Problem details: Keep only the lines of the listing that include the word "JSON", and copy them.

──────

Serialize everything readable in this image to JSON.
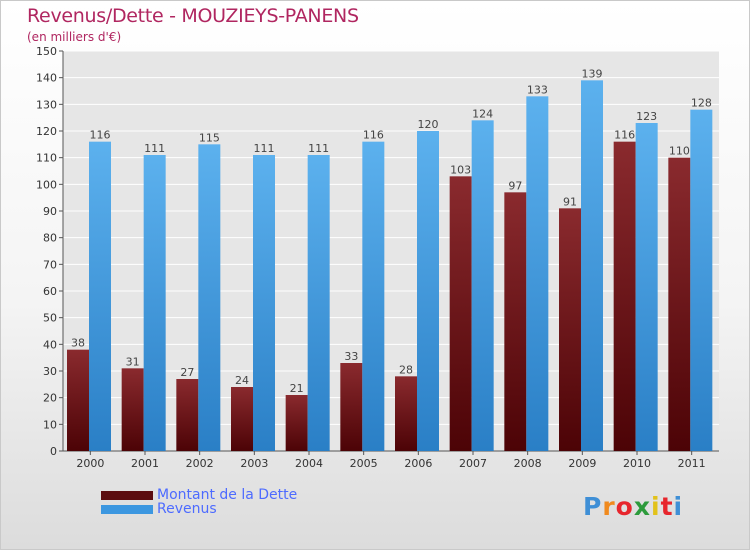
{
  "title": "Revenus/Dette - MOUZIEYS-PANENS",
  "subtitle": "(en milliers d'€)",
  "chart_data": {
    "type": "bar",
    "categories": [
      "2000",
      "2001",
      "2002",
      "2003",
      "2004",
      "2005",
      "2006",
      "2007",
      "2008",
      "2009",
      "2010",
      "2011"
    ],
    "series": [
      {
        "name": "Montant de la Dette",
        "values": [
          38,
          31,
          27,
          24,
          21,
          33,
          28,
          103,
          97,
          91,
          116,
          110
        ],
        "color": "#7a2428"
      },
      {
        "name": "Revenus",
        "values": [
          116,
          111,
          115,
          111,
          111,
          116,
          120,
          124,
          133,
          139,
          123,
          128
        ],
        "color": "#4aa3e6"
      }
    ],
    "ylim": [
      0,
      150
    ],
    "yticks": [
      0,
      10,
      20,
      30,
      40,
      50,
      60,
      70,
      80,
      90,
      100,
      110,
      120,
      130,
      140,
      150
    ],
    "grid": true,
    "data_labels": true,
    "legend_position": "bottom-left"
  },
  "legend": {
    "items": [
      {
        "label": "Montant de la Dette",
        "color": "#5c0d10"
      },
      {
        "label": "Revenus",
        "color": "#3c97e0"
      }
    ]
  },
  "logo": {
    "text": "Proxiti",
    "letter_colors": [
      "#3f8fd6",
      "#f08a1e",
      "#e7262d",
      "#2d9b3c",
      "#e2c21a",
      "#e7262d",
      "#3f8fd6"
    ]
  }
}
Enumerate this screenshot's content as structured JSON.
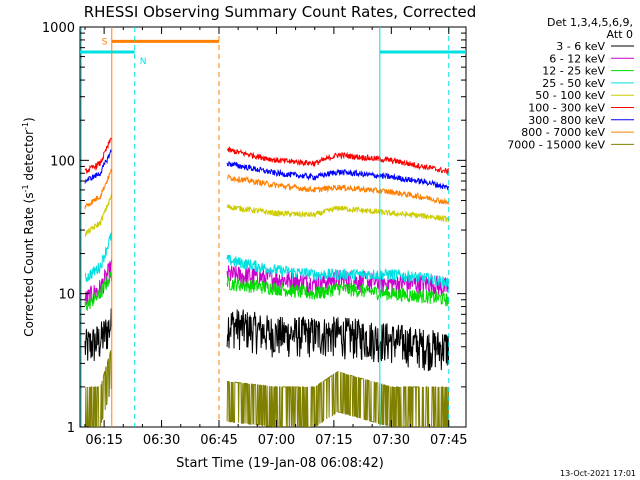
{
  "chart_data": {
    "type": "line",
    "title": "RHESSI Observing Summary Count Rates, Corrected",
    "xlabel": "Start Time (19-Jan-08 06:08:42)",
    "ylabel": "Corrected Count Rate (s⁻¹ detector⁻¹)",
    "ylabel_parts": {
      "a": "Corrected Count Rate (s",
      "b": " detector",
      "sup": "-1",
      "c": ")"
    },
    "yscale": "log",
    "ylim": [
      1,
      1000
    ],
    "xlim_minutes": [
      368.7,
      469.5
    ],
    "x_ticks": [
      {
        "label": "06:15",
        "minute": 375
      },
      {
        "label": "06:30",
        "minute": 390
      },
      {
        "label": "06:45",
        "minute": 405
      },
      {
        "label": "07:00",
        "minute": 420
      },
      {
        "label": "07:15",
        "minute": 435
      },
      {
        "label": "07:30",
        "minute": 450
      },
      {
        "label": "07:45",
        "minute": 465
      }
    ],
    "y_ticks": [
      {
        "label": "1",
        "value": 1
      },
      {
        "label": "10",
        "value": 10
      },
      {
        "label": "100",
        "value": 100
      },
      {
        "label": "1000",
        "value": 1000
      }
    ],
    "legend": {
      "header": [
        "Det 1,3,4,5,6,9,",
        "Att 0"
      ],
      "placement": "right"
    },
    "x_times": [
      "06:10",
      "06:14",
      "06:17",
      "06:19",
      "06:47",
      "07:00",
      "07:10",
      "07:16",
      "07:30",
      "07:40",
      "07:45"
    ],
    "series": [
      {
        "name": "3 - 6 keV",
        "color": "#000000",
        "values": [
          4,
          4.5,
          6,
          null,
          6,
          5,
          5,
          5,
          4.5,
          4,
          4
        ]
      },
      {
        "name": "6 - 12 keV",
        "color": "#cc00cc",
        "values": [
          9,
          11,
          16,
          null,
          14,
          13,
          12,
          13,
          12,
          12,
          11
        ]
      },
      {
        "name": "12 - 25 keV",
        "color": "#00dd00",
        "values": [
          8,
          10,
          14,
          null,
          12,
          11,
          10,
          11,
          10,
          9.5,
          9
        ]
      },
      {
        "name": "25 - 50 keV",
        "color": "#00e0e0",
        "values": [
          13,
          16,
          28,
          null,
          18,
          15,
          14,
          14,
          14,
          13,
          12
        ]
      },
      {
        "name": "50 - 100 keV",
        "color": "#cccc00",
        "values": [
          28,
          34,
          55,
          null,
          45,
          40,
          39,
          44,
          40,
          38,
          36
        ]
      },
      {
        "name": "100 - 300 keV",
        "color": "#ff0000",
        "values": [
          82,
          95,
          150,
          null,
          120,
          100,
          95,
          110,
          100,
          88,
          82
        ]
      },
      {
        "name": "300 - 800 keV",
        "color": "#0000ff",
        "values": [
          70,
          80,
          120,
          null,
          95,
          80,
          75,
          82,
          75,
          68,
          62
        ]
      },
      {
        "name": "800 - 7000 keV",
        "color": "#ff8000",
        "values": [
          45,
          54,
          85,
          null,
          75,
          65,
          60,
          63,
          58,
          52,
          48
        ]
      },
      {
        "name": "7000 - 15000 keV",
        "color": "#808000",
        "values": [
          2,
          2,
          4,
          null,
          2.2,
          2,
          2,
          2.6,
          2,
          2,
          2
        ]
      }
    ],
    "flag_bars": [
      {
        "label": "S",
        "color": "#ff8000"
      },
      {
        "label": "N",
        "color": "#00e0e0"
      }
    ],
    "footer_date": "13-Oct-2021 17:01"
  }
}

──────

Reply:
Serialize everything readable in this image to JSON.
Enumerate this screenshot's content as structured JSON.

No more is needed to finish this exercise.